(AIM OF THE EXERCISE): Look through the data below. Pick out the lines holding the string "Times".

(PROVIDED INFORMATION):

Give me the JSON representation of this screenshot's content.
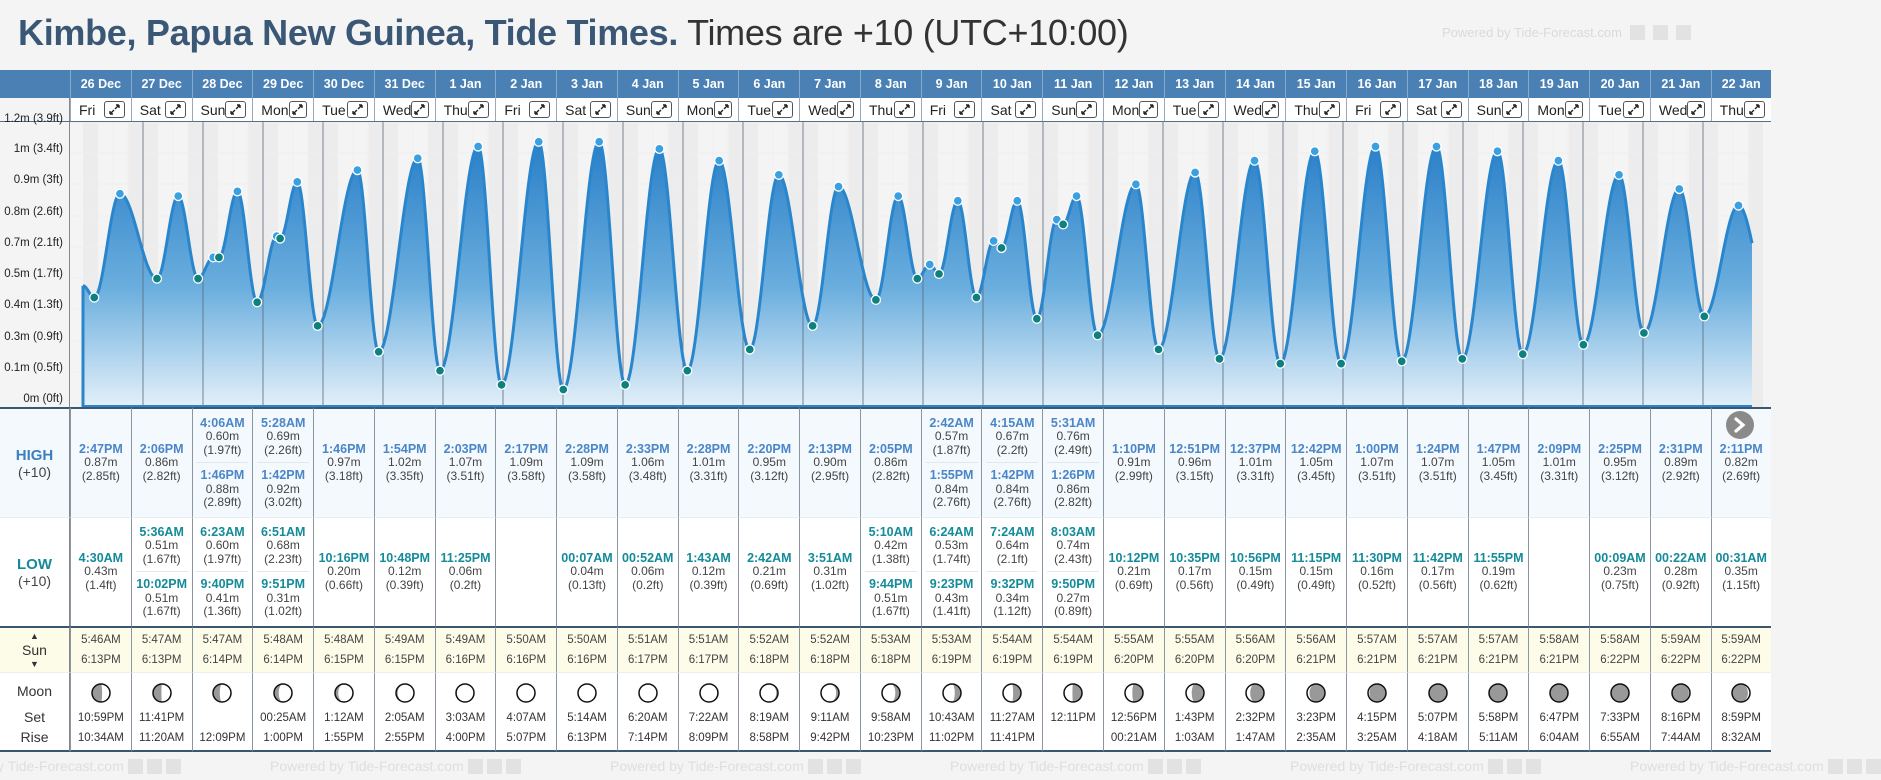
{
  "header": {
    "title": "Kimbe, Papua New Guinea, Tide Times.",
    "subtitle": " Times are +10 (UTC+10:00)",
    "powered_by": "Powered by Tide-Forecast.com"
  },
  "labels": {
    "high": "HIGH",
    "low": "LOW",
    "tz": "(+10)",
    "sun": "Sun",
    "moon": "Moon",
    "set": "Set",
    "rise": "Rise"
  },
  "colors": {
    "header_bg": "#4a80b4",
    "high_time": "#4a86c8",
    "low_time": "#138b99",
    "line": "#2a86cc",
    "high_marker": "#3aa0e0",
    "low_marker": "#0d8080",
    "night": "#ececec"
  },
  "y_axis_labels": [
    "1.2m (3.9ft)",
    "1m (3.4ft)",
    "0.9m (3ft)",
    "0.8m (2.6ft)",
    "0.7m (2.1ft)",
    "0.5m (1.7ft)",
    "0.4m (1.3ft)",
    "0.3m (0.9ft)",
    "0.1m (0.5ft)",
    "0m (0ft)"
  ],
  "chart_start_height_m": 0.48,
  "days": [
    {
      "date": "26 Dec",
      "dow": "Fri",
      "highs": [
        {
          "time": "2:47PM",
          "m": "0.87m",
          "ft": "(2.85ft)"
        }
      ],
      "lows": [
        {
          "time": "4:30AM",
          "m": "0.43m",
          "ft": "(1.4ft)"
        }
      ],
      "sunrise": "5:46AM",
      "sunset": "6:13PM",
      "moonset": "10:59PM",
      "moonrise": "10:34AM",
      "moon_phase": 0.23
    },
    {
      "date": "27 Dec",
      "dow": "Sat",
      "highs": [
        {
          "time": "2:06PM",
          "m": "0.86m",
          "ft": "(2.82ft)"
        }
      ],
      "lows": [
        {
          "time": "5:36AM",
          "m": "0.51m",
          "ft": "(1.67ft)"
        },
        {
          "time": "10:02PM",
          "m": "0.51m",
          "ft": "(1.67ft)"
        }
      ],
      "sunrise": "5:47AM",
      "sunset": "6:13PM",
      "moonset": "11:41PM",
      "moonrise": "11:20AM",
      "moon_phase": 0.26
    },
    {
      "date": "28 Dec",
      "dow": "Sun",
      "highs": [
        {
          "time": "4:06AM",
          "m": "0.60m",
          "ft": "(1.97ft)"
        },
        {
          "time": "1:46PM",
          "m": "0.88m",
          "ft": "(2.89ft)"
        }
      ],
      "lows": [
        {
          "time": "6:23AM",
          "m": "0.60m",
          "ft": "(1.97ft)"
        },
        {
          "time": "9:40PM",
          "m": "0.41m",
          "ft": "(1.36ft)"
        }
      ],
      "sunrise": "5:47AM",
      "sunset": "6:14PM",
      "moonset": "",
      "moonrise": "12:09PM",
      "moon_phase": 0.29
    },
    {
      "date": "29 Dec",
      "dow": "Mon",
      "highs": [
        {
          "time": "5:28AM",
          "m": "0.69m",
          "ft": "(2.26ft)"
        },
        {
          "time": "1:42PM",
          "m": "0.92m",
          "ft": "(3.02ft)"
        }
      ],
      "lows": [
        {
          "time": "6:51AM",
          "m": "0.68m",
          "ft": "(2.23ft)"
        },
        {
          "time": "9:51PM",
          "m": "0.31m",
          "ft": "(1.02ft)"
        }
      ],
      "sunrise": "5:48AM",
      "sunset": "6:14PM",
      "moonset": "00:25AM",
      "moonrise": "1:00PM",
      "moon_phase": 0.33
    },
    {
      "date": "30 Dec",
      "dow": "Tue",
      "highs": [
        {
          "time": "1:46PM",
          "m": "0.97m",
          "ft": "(3.18ft)"
        }
      ],
      "lows": [
        {
          "time": "10:16PM",
          "m": "0.20m",
          "ft": "(0.66ft)"
        }
      ],
      "sunrise": "5:48AM",
      "sunset": "6:15PM",
      "moonset": "1:12AM",
      "moonrise": "1:55PM",
      "moon_phase": 0.36
    },
    {
      "date": "31 Dec",
      "dow": "Wed",
      "highs": [
        {
          "time": "1:54PM",
          "m": "1.02m",
          "ft": "(3.35ft)"
        }
      ],
      "lows": [
        {
          "time": "10:48PM",
          "m": "0.12m",
          "ft": "(0.39ft)"
        }
      ],
      "sunrise": "5:49AM",
      "sunset": "6:15PM",
      "moonset": "2:05AM",
      "moonrise": "2:55PM",
      "moon_phase": 0.4
    },
    {
      "date": "1 Jan",
      "dow": "Thu",
      "highs": [
        {
          "time": "2:03PM",
          "m": "1.07m",
          "ft": "(3.51ft)"
        }
      ],
      "lows": [
        {
          "time": "11:25PM",
          "m": "0.06m",
          "ft": "(0.2ft)"
        }
      ],
      "sunrise": "5:49AM",
      "sunset": "6:16PM",
      "moonset": "3:03AM",
      "moonrise": "4:00PM",
      "moon_phase": 0.43
    },
    {
      "date": "2 Jan",
      "dow": "Fri",
      "highs": [
        {
          "time": "2:17PM",
          "m": "1.09m",
          "ft": "(3.58ft)"
        }
      ],
      "lows": [],
      "sunrise": "5:50AM",
      "sunset": "6:16PM",
      "moonset": "4:07AM",
      "moonrise": "5:07PM",
      "moon_phase": 0.47
    },
    {
      "date": "3 Jan",
      "dow": "Sat",
      "highs": [
        {
          "time": "2:28PM",
          "m": "1.09m",
          "ft": "(3.58ft)"
        }
      ],
      "lows": [
        {
          "time": "00:07AM",
          "m": "0.04m",
          "ft": "(0.13ft)"
        }
      ],
      "sunrise": "5:50AM",
      "sunset": "6:16PM",
      "moonset": "5:14AM",
      "moonrise": "6:13PM",
      "moon_phase": 0.5
    },
    {
      "date": "4 Jan",
      "dow": "Sun",
      "highs": [
        {
          "time": "2:33PM",
          "m": "1.06m",
          "ft": "(3.48ft)"
        }
      ],
      "lows": [
        {
          "time": "00:52AM",
          "m": "0.06m",
          "ft": "(0.2ft)"
        }
      ],
      "sunrise": "5:51AM",
      "sunset": "6:17PM",
      "moonset": "6:20AM",
      "moonrise": "7:14PM",
      "moon_phase": 0.53
    },
    {
      "date": "5 Jan",
      "dow": "Mon",
      "highs": [
        {
          "time": "2:28PM",
          "m": "1.01m",
          "ft": "(3.31ft)"
        }
      ],
      "lows": [
        {
          "time": "1:43AM",
          "m": "0.12m",
          "ft": "(0.39ft)"
        }
      ],
      "sunrise": "5:51AM",
      "sunset": "6:17PM",
      "moonset": "7:22AM",
      "moonrise": "8:09PM",
      "moon_phase": 0.57
    },
    {
      "date": "6 Jan",
      "dow": "Tue",
      "highs": [
        {
          "time": "2:20PM",
          "m": "0.95m",
          "ft": "(3.12ft)"
        }
      ],
      "lows": [
        {
          "time": "2:42AM",
          "m": "0.21m",
          "ft": "(0.69ft)"
        }
      ],
      "sunrise": "5:52AM",
      "sunset": "6:18PM",
      "moonset": "8:19AM",
      "moonrise": "8:58PM",
      "moon_phase": 0.6
    },
    {
      "date": "7 Jan",
      "dow": "Wed",
      "highs": [
        {
          "time": "2:13PM",
          "m": "0.90m",
          "ft": "(2.95ft)"
        }
      ],
      "lows": [
        {
          "time": "3:51AM",
          "m": "0.31m",
          "ft": "(1.02ft)"
        }
      ],
      "sunrise": "5:52AM",
      "sunset": "6:18PM",
      "moonset": "9:11AM",
      "moonrise": "9:42PM",
      "moon_phase": 0.63
    },
    {
      "date": "8 Jan",
      "dow": "Thu",
      "highs": [
        {
          "time": "2:05PM",
          "m": "0.86m",
          "ft": "(2.82ft)"
        }
      ],
      "lows": [
        {
          "time": "5:10AM",
          "m": "0.42m",
          "ft": "(1.38ft)"
        },
        {
          "time": "9:44PM",
          "m": "0.51m",
          "ft": "(1.67ft)"
        }
      ],
      "sunrise": "5:53AM",
      "sunset": "6:18PM",
      "moonset": "9:58AM",
      "moonrise": "10:23PM",
      "moon_phase": 0.67
    },
    {
      "date": "9 Jan",
      "dow": "Fri",
      "highs": [
        {
          "time": "2:42AM",
          "m": "0.57m",
          "ft": "(1.87ft)"
        },
        {
          "time": "1:55PM",
          "m": "0.84m",
          "ft": "(2.76ft)"
        }
      ],
      "lows": [
        {
          "time": "6:24AM",
          "m": "0.53m",
          "ft": "(1.74ft)"
        },
        {
          "time": "9:23PM",
          "m": "0.43m",
          "ft": "(1.41ft)"
        }
      ],
      "sunrise": "5:53AM",
      "sunset": "6:19PM",
      "moonset": "10:43AM",
      "moonrise": "11:02PM",
      "moon_phase": 0.7
    },
    {
      "date": "10 Jan",
      "dow": "Sat",
      "highs": [
        {
          "time": "4:15AM",
          "m": "0.67m",
          "ft": "(2.2ft)"
        },
        {
          "time": "1:42PM",
          "m": "0.84m",
          "ft": "(2.76ft)"
        }
      ],
      "lows": [
        {
          "time": "7:24AM",
          "m": "0.64m",
          "ft": "(2.1ft)"
        },
        {
          "time": "9:32PM",
          "m": "0.34m",
          "ft": "(1.12ft)"
        }
      ],
      "sunrise": "5:54AM",
      "sunset": "6:19PM",
      "moonset": "11:27AM",
      "moonrise": "11:41PM",
      "moon_phase": 0.73
    },
    {
      "date": "11 Jan",
      "dow": "Sun",
      "highs": [
        {
          "time": "5:31AM",
          "m": "0.76m",
          "ft": "(2.49ft)"
        },
        {
          "time": "1:26PM",
          "m": "0.86m",
          "ft": "(2.82ft)"
        }
      ],
      "lows": [
        {
          "time": "8:03AM",
          "m": "0.74m",
          "ft": "(2.43ft)"
        },
        {
          "time": "9:50PM",
          "m": "0.27m",
          "ft": "(0.89ft)"
        }
      ],
      "sunrise": "5:54AM",
      "sunset": "6:19PM",
      "moonset": "12:11PM",
      "moonrise": "",
      "moon_phase": 0.76
    },
    {
      "date": "12 Jan",
      "dow": "Mon",
      "highs": [
        {
          "time": "1:10PM",
          "m": "0.91m",
          "ft": "(2.99ft)"
        }
      ],
      "lows": [
        {
          "time": "10:12PM",
          "m": "0.21m",
          "ft": "(0.69ft)"
        }
      ],
      "sunrise": "5:55AM",
      "sunset": "6:20PM",
      "moonset": "12:56PM",
      "moonrise": "00:21AM",
      "moon_phase": 0.78
    },
    {
      "date": "13 Jan",
      "dow": "Tue",
      "highs": [
        {
          "time": "12:51PM",
          "m": "0.96m",
          "ft": "(3.15ft)"
        }
      ],
      "lows": [
        {
          "time": "10:35PM",
          "m": "0.17m",
          "ft": "(0.56ft)"
        }
      ],
      "sunrise": "5:55AM",
      "sunset": "6:20PM",
      "moonset": "1:43PM",
      "moonrise": "1:03AM",
      "moon_phase": 0.81
    },
    {
      "date": "14 Jan",
      "dow": "Wed",
      "highs": [
        {
          "time": "12:37PM",
          "m": "1.01m",
          "ft": "(3.31ft)"
        }
      ],
      "lows": [
        {
          "time": "10:56PM",
          "m": "0.15m",
          "ft": "(0.49ft)"
        }
      ],
      "sunrise": "5:56AM",
      "sunset": "6:20PM",
      "moonset": "2:32PM",
      "moonrise": "1:47AM",
      "moon_phase": 0.84
    },
    {
      "date": "15 Jan",
      "dow": "Thu",
      "highs": [
        {
          "time": "12:42PM",
          "m": "1.05m",
          "ft": "(3.45ft)"
        }
      ],
      "lows": [
        {
          "time": "11:15PM",
          "m": "0.15m",
          "ft": "(0.49ft)"
        }
      ],
      "sunrise": "5:56AM",
      "sunset": "6:21PM",
      "moonset": "3:23PM",
      "moonrise": "2:35AM",
      "moon_phase": 0.88
    },
    {
      "date": "16 Jan",
      "dow": "Fri",
      "highs": [
        {
          "time": "1:00PM",
          "m": "1.07m",
          "ft": "(3.51ft)"
        }
      ],
      "lows": [
        {
          "time": "11:30PM",
          "m": "0.16m",
          "ft": "(0.52ft)"
        }
      ],
      "sunrise": "5:57AM",
      "sunset": "6:21PM",
      "moonset": "4:15PM",
      "moonrise": "3:25AM",
      "moon_phase": 0.91
    },
    {
      "date": "17 Jan",
      "dow": "Sat",
      "highs": [
        {
          "time": "1:24PM",
          "m": "1.07m",
          "ft": "(3.51ft)"
        }
      ],
      "lows": [
        {
          "time": "11:42PM",
          "m": "0.17m",
          "ft": "(0.56ft)"
        }
      ],
      "sunrise": "5:57AM",
      "sunset": "6:21PM",
      "moonset": "5:07PM",
      "moonrise": "4:18AM",
      "moon_phase": 0.95
    },
    {
      "date": "18 Jan",
      "dow": "Sun",
      "highs": [
        {
          "time": "1:47PM",
          "m": "1.05m",
          "ft": "(3.45ft)"
        }
      ],
      "lows": [
        {
          "time": "11:55PM",
          "m": "0.19m",
          "ft": "(0.62ft)"
        }
      ],
      "sunrise": "5:57AM",
      "sunset": "6:21PM",
      "moonset": "5:58PM",
      "moonrise": "5:11AM",
      "moon_phase": 0.99
    },
    {
      "date": "19 Jan",
      "dow": "Mon",
      "highs": [
        {
          "time": "2:09PM",
          "m": "1.01m",
          "ft": "(3.31ft)"
        }
      ],
      "lows": [],
      "sunrise": "5:58AM",
      "sunset": "6:21PM",
      "moonset": "6:47PM",
      "moonrise": "6:04AM",
      "moon_phase": 0.01
    },
    {
      "date": "20 Jan",
      "dow": "Tue",
      "highs": [
        {
          "time": "2:25PM",
          "m": "0.95m",
          "ft": "(3.12ft)"
        }
      ],
      "lows": [
        {
          "time": "00:09AM",
          "m": "0.23m",
          "ft": "(0.75ft)"
        }
      ],
      "sunrise": "5:58AM",
      "sunset": "6:22PM",
      "moonset": "7:33PM",
      "moonrise": "6:55AM",
      "moon_phase": 0.04
    },
    {
      "date": "21 Jan",
      "dow": "Wed",
      "highs": [
        {
          "time": "2:31PM",
          "m": "0.89m",
          "ft": "(2.92ft)"
        }
      ],
      "lows": [
        {
          "time": "00:22AM",
          "m": "0.28m",
          "ft": "(0.92ft)"
        }
      ],
      "sunrise": "5:59AM",
      "sunset": "6:22PM",
      "moonset": "8:16PM",
      "moonrise": "7:44AM",
      "moon_phase": 0.08
    },
    {
      "date": "22 Jan",
      "dow": "Thu",
      "highs": [
        {
          "time": "2:11PM",
          "m": "0.82m",
          "ft": "(2.69ft)"
        }
      ],
      "lows": [
        {
          "time": "00:31AM",
          "m": "0.35m",
          "ft": "(1.15ft)"
        }
      ],
      "sunrise": "5:59AM",
      "sunset": "6:22PM",
      "moonset": "8:59PM",
      "moonrise": "8:32AM",
      "moon_phase": 0.11
    }
  ]
}
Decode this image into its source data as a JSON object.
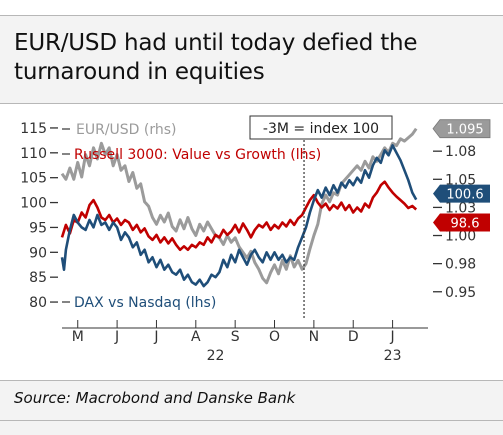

(ANSWER TO THIS EXERCISE):
    "title": "Kimbe, Papua New Guinea, Tide Times.",
    "subtitle": " Times are +10 (UTC+10:00)",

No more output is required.